>> Start EXTRACTED INFORMATION

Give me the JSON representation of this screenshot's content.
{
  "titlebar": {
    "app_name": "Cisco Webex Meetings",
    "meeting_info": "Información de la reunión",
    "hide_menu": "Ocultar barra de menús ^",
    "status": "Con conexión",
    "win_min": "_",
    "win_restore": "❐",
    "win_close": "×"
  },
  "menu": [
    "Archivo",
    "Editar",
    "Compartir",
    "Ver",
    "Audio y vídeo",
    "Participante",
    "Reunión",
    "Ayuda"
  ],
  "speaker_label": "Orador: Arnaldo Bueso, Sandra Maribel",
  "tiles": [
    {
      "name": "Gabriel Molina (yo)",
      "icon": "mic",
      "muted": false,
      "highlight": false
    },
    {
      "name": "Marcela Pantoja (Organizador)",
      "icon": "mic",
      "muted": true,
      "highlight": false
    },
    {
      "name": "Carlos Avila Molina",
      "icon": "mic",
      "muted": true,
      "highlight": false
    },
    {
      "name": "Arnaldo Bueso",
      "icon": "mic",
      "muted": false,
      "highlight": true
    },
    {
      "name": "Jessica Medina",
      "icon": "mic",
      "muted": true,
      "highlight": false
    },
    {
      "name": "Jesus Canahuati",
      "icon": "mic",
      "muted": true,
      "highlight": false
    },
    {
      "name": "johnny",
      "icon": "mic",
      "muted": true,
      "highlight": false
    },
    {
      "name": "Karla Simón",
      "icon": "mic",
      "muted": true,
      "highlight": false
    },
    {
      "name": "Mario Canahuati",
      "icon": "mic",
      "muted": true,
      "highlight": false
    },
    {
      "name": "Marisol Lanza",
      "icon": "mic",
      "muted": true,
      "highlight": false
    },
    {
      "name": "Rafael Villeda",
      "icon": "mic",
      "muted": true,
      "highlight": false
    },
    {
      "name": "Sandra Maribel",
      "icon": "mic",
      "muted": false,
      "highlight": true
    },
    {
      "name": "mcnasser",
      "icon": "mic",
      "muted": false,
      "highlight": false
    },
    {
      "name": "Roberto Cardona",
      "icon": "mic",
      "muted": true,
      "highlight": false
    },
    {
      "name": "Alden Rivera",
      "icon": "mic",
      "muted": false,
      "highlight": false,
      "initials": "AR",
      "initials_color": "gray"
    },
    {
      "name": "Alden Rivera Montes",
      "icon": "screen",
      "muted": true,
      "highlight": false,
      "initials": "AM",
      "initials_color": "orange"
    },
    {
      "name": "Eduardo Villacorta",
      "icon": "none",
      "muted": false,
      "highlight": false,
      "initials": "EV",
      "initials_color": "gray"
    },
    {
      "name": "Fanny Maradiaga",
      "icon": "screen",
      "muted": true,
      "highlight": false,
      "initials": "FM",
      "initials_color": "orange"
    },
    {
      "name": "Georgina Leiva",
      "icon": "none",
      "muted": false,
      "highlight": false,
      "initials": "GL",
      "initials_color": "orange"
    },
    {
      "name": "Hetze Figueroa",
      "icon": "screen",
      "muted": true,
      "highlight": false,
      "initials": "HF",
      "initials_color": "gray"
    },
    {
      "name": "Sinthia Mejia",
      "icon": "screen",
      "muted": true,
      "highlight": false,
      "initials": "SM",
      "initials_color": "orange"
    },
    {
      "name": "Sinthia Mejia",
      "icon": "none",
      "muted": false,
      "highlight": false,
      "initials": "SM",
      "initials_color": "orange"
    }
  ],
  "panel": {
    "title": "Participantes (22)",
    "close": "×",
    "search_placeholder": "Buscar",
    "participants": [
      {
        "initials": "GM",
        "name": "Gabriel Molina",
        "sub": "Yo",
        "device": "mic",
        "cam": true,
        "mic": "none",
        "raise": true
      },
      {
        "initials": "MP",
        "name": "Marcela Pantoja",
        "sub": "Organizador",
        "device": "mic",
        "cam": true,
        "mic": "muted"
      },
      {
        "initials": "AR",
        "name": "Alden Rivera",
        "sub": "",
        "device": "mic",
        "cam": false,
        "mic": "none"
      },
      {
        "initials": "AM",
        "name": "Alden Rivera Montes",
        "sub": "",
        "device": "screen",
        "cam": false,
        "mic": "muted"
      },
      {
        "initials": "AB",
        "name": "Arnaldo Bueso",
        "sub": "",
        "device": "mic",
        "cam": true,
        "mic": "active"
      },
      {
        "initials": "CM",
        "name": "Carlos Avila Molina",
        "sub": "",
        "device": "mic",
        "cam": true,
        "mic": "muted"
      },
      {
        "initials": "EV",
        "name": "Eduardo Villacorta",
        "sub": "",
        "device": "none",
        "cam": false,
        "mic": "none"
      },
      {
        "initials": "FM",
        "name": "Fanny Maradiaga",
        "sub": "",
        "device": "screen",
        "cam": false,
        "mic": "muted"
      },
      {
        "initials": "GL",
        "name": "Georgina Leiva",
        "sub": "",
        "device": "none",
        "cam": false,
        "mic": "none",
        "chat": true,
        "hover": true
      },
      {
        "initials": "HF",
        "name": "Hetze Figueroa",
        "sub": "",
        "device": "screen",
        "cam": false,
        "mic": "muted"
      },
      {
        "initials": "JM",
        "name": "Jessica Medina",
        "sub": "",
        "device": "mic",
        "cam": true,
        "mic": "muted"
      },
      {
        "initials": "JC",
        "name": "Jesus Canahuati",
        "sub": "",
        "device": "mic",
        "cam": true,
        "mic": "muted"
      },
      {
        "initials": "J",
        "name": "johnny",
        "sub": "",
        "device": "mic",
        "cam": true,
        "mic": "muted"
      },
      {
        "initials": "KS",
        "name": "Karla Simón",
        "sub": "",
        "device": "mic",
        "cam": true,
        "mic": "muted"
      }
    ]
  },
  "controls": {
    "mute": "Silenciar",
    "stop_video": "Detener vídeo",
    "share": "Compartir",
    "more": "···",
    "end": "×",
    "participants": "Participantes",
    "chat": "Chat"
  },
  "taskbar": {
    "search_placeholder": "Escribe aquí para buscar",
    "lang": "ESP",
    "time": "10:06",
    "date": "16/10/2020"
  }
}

>> End EXTRACTED INFORMATION

## WORK REQUIRED
Search the preceding listing for "Maradiaga" and extract every line where it is found.

## COMPLETE RESPONSE
      "name": "Fanny Maradiaga",
        "name": "Fanny Maradiaga",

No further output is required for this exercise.